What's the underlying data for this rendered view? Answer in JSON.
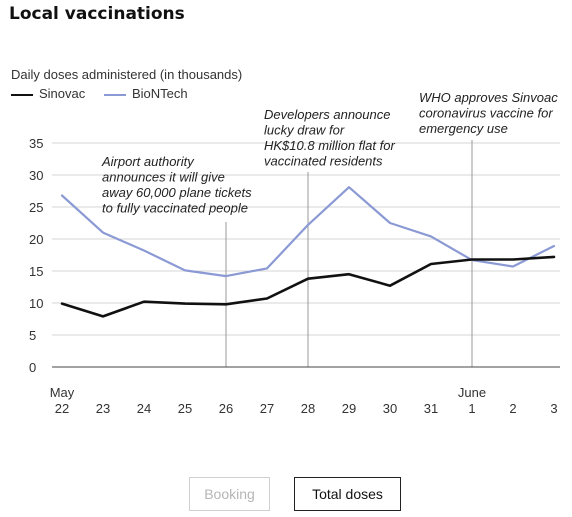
{
  "title": "Local vaccinations",
  "colors": {
    "sinovac": "#111111",
    "biontech": "#8b9ad4",
    "grid": "#d6d6d6",
    "annotation_line": "#999999",
    "axis_text": "#333333"
  },
  "chart_data": {
    "type": "line",
    "ylabel": "Daily doses administered (in thousands)",
    "ylim": [
      0,
      35
    ],
    "y_ticks": [
      0,
      5,
      10,
      15,
      20,
      25,
      30,
      35
    ],
    "grid": "horizontal",
    "legend_position": "top-left",
    "x_tick_labels": [
      {
        "month": "May",
        "day": "22"
      },
      {
        "month": "",
        "day": "23"
      },
      {
        "month": "",
        "day": "24"
      },
      {
        "month": "",
        "day": "25"
      },
      {
        "month": "",
        "day": "26"
      },
      {
        "month": "",
        "day": "27"
      },
      {
        "month": "",
        "day": "28"
      },
      {
        "month": "",
        "day": "29"
      },
      {
        "month": "",
        "day": "30"
      },
      {
        "month": "",
        "day": "31"
      },
      {
        "month": "June",
        "day": "1"
      },
      {
        "month": "",
        "day": "2"
      },
      {
        "month": "",
        "day": "3"
      }
    ],
    "series": [
      {
        "name": "Sinovac",
        "color_key": "sinovac",
        "values": [
          9.9,
          7.9,
          10.2,
          9.9,
          9.8,
          10.7,
          13.8,
          14.5,
          12.7,
          16.1,
          16.8,
          16.8,
          17.2
        ]
      },
      {
        "name": "BioNTech",
        "color_key": "biontech",
        "values": [
          26.8,
          21.0,
          18.2,
          15.1,
          14.2,
          15.4,
          22.2,
          28.1,
          22.5,
          20.4,
          16.7,
          15.7,
          18.9
        ]
      }
    ],
    "annotations": [
      {
        "index": 4,
        "lines": [
          "Airport authority",
          "announces it will give",
          "away 60,000 plane tickets",
          "to fully vaccinated people"
        ]
      },
      {
        "index": 6,
        "lines": [
          "Developers announce",
          "lucky draw for",
          "HK$10.8 million flat for",
          "vaccinated residents"
        ]
      },
      {
        "index": 10,
        "lines": [
          "WHO approves Sinvoac",
          "coronavirus vaccine for",
          "emergency use"
        ]
      }
    ]
  },
  "buttons": {
    "booking_label": "Booking",
    "total_label": "Total doses"
  }
}
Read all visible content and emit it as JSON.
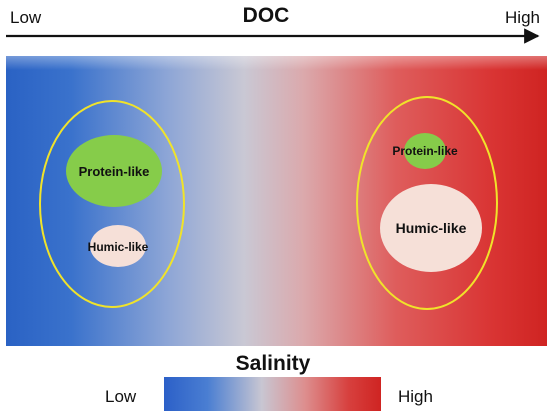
{
  "doc_axis": {
    "title": "DOC",
    "low_label": "Low",
    "high_label": "High"
  },
  "left_group": {
    "protein_label": "Protein-like",
    "humic_label": "Humic-like"
  },
  "right_group": {
    "protein_label": "Protein-like",
    "humic_label": "Humic-like"
  },
  "salinity_legend": {
    "title": "Salinity",
    "low_label": "Low",
    "high_label": "High"
  },
  "colors": {
    "low": "#2f68c8",
    "mid": "#c7c4d0",
    "high": "#d42a28",
    "protein_fill": "#86cc4a",
    "humic_fill": "#f6e0d8",
    "group_outline": "#f0e32a",
    "arrow": "#111111"
  }
}
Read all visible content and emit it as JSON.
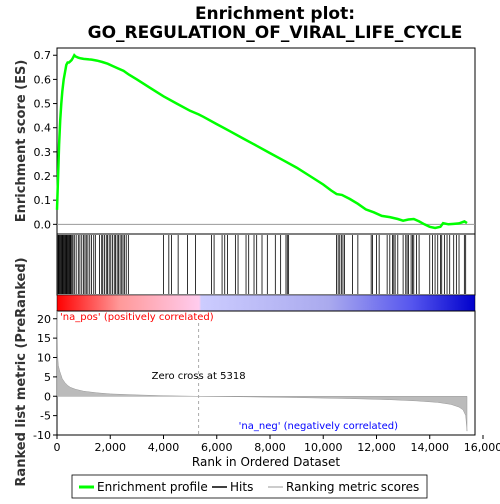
{
  "chart_data": {
    "type": "line",
    "title": "Enrichment plot:",
    "subtitle": "GO_REGULATION_OF_VIRAL_LIFE_CYCLE",
    "xlabel": "Rank in Ordered Dataset",
    "es_panel": {
      "ylabel": "Enrichment score (ES)",
      "ylim": [
        -0.04,
        0.73
      ],
      "yticks": [
        0.0,
        0.1,
        0.2,
        0.3,
        0.4,
        0.5,
        0.6,
        0.7
      ],
      "ytick_labels": [
        "0.0",
        "0.1",
        "0.2",
        "0.3",
        "0.4",
        "0.5",
        "0.6",
        "0.7"
      ],
      "series": [
        {
          "name": "Enrichment profile",
          "color": "#00ff00",
          "x": [
            0,
            40,
            80,
            120,
            160,
            200,
            250,
            300,
            350,
            400,
            450,
            500,
            550,
            600,
            650,
            700,
            800,
            900,
            1000,
            1100,
            1200,
            1300,
            1400,
            1500,
            1700,
            1900,
            2100,
            2300,
            2500,
            2700,
            3000,
            3500,
            4000,
            4500,
            5000,
            5318,
            5500,
            6000,
            6500,
            7000,
            7500,
            8000,
            8500,
            9000,
            9500,
            10000,
            10300,
            10500,
            10700,
            11000,
            11300,
            11600,
            11900,
            12200,
            12500,
            12800,
            13000,
            13200,
            13400,
            13600,
            13800,
            14000,
            14200,
            14400,
            14500,
            14700,
            14900,
            15100,
            15300,
            15400
          ],
          "y": [
            0.06,
            0.2,
            0.33,
            0.43,
            0.5,
            0.55,
            0.6,
            0.63,
            0.66,
            0.67,
            0.67,
            0.675,
            0.68,
            0.69,
            0.7,
            0.695,
            0.69,
            0.687,
            0.685,
            0.684,
            0.683,
            0.682,
            0.68,
            0.678,
            0.672,
            0.665,
            0.655,
            0.645,
            0.635,
            0.62,
            0.6,
            0.565,
            0.53,
            0.5,
            0.47,
            0.455,
            0.445,
            0.415,
            0.385,
            0.355,
            0.325,
            0.295,
            0.265,
            0.235,
            0.2,
            0.165,
            0.14,
            0.125,
            0.122,
            0.105,
            0.085,
            0.062,
            0.05,
            0.035,
            0.03,
            0.022,
            0.015,
            0.02,
            0.022,
            0.012,
            0.0,
            -0.01,
            -0.015,
            -0.01,
            0.005,
            0.0,
            0.002,
            0.004,
            0.012,
            0.005
          ]
        }
      ]
    },
    "hits": [
      40,
      70,
      100,
      130,
      160,
      190,
      220,
      250,
      280,
      310,
      340,
      370,
      400,
      430,
      460,
      490,
      520,
      560,
      600,
      650,
      720,
      800,
      860,
      930,
      1000,
      1050,
      1100,
      1160,
      1230,
      1300,
      1380,
      1440,
      1600,
      1680,
      1720,
      1780,
      1850,
      1900,
      1960,
      2020,
      2080,
      2150,
      2200,
      2260,
      2310,
      2370,
      2430,
      2480,
      2540,
      2600,
      2680,
      4000,
      4200,
      4300,
      4550,
      4900,
      5200,
      5800,
      5900,
      6200,
      6300,
      6400,
      6700,
      6800,
      7100,
      7200,
      7400,
      7500,
      7700,
      7900,
      8200,
      8400,
      8600,
      8650,
      8700,
      10500,
      10560,
      10620,
      10680,
      10740,
      10800,
      11100,
      11300,
      11800,
      11850,
      12000,
      12100,
      12400,
      12500,
      12600,
      12650,
      12700,
      12800,
      13000,
      13100,
      13150,
      13200,
      13300,
      13350,
      13400,
      13500,
      13600,
      14000,
      14100,
      14200,
      14300,
      14400,
      14450,
      14550,
      14650,
      14750,
      14900,
      15000,
      15100,
      15300,
      15350
    ],
    "metric_panel": {
      "ylabel": "Ranked list metric (PreRanked)",
      "ylim": [
        -10,
        22
      ],
      "yticks": [
        -10,
        -5,
        0,
        5,
        10,
        15,
        20
      ],
      "ytick_labels": [
        "-10",
        "-5",
        "0",
        "5",
        "10",
        "15",
        "20"
      ],
      "x": [
        0,
        20,
        50,
        100,
        150,
        200,
        300,
        400,
        500,
        700,
        1000,
        1500,
        2000,
        3000,
        4000,
        5318,
        7000,
        9000,
        11000,
        12500,
        13500,
        14300,
        14800,
        15100,
        15250,
        15350,
        15400
      ],
      "values": [
        22,
        11,
        8,
        6.5,
        5.5,
        4.5,
        3.5,
        2.8,
        2.3,
        1.8,
        1.3,
        0.9,
        0.6,
        0.35,
        0.15,
        0.0,
        -0.15,
        -0.35,
        -0.6,
        -0.9,
        -1.2,
        -1.6,
        -2.1,
        -2.8,
        -3.5,
        -5,
        -9
      ],
      "fill_color": "#bbbbbb",
      "zero_cross_label": "Zero cross at 5318",
      "zero_cross_x": 5318,
      "pos_label": "'na_pos' (positively correlated)",
      "neg_label": "'na_neg' (negatively correlated)",
      "pos_color": "#ff0000",
      "neg_color": "#0000ff"
    },
    "xlim": [
      0,
      15700
    ],
    "xticks": [
      0,
      2000,
      4000,
      6000,
      8000,
      10000,
      12000,
      14000,
      16000
    ],
    "xtick_labels": [
      "0",
      "2,000",
      "4,000",
      "6,000",
      "8,000",
      "10,000",
      "12,000",
      "14,000",
      "16,000"
    ],
    "n_total": 15400,
    "legend": {
      "placement": "bottom",
      "items": [
        {
          "label": "Enrichment profile",
          "color": "#00ff00"
        },
        {
          "label": "Hits",
          "color": "#000000"
        },
        {
          "label": "Ranking metric scores",
          "color": "#bbbbbb"
        }
      ]
    }
  }
}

[What you have to do] Pull each line holding "vaccinated" out of the listing.

[Output]
          "to fully vaccinated people"
          "vaccinated residents"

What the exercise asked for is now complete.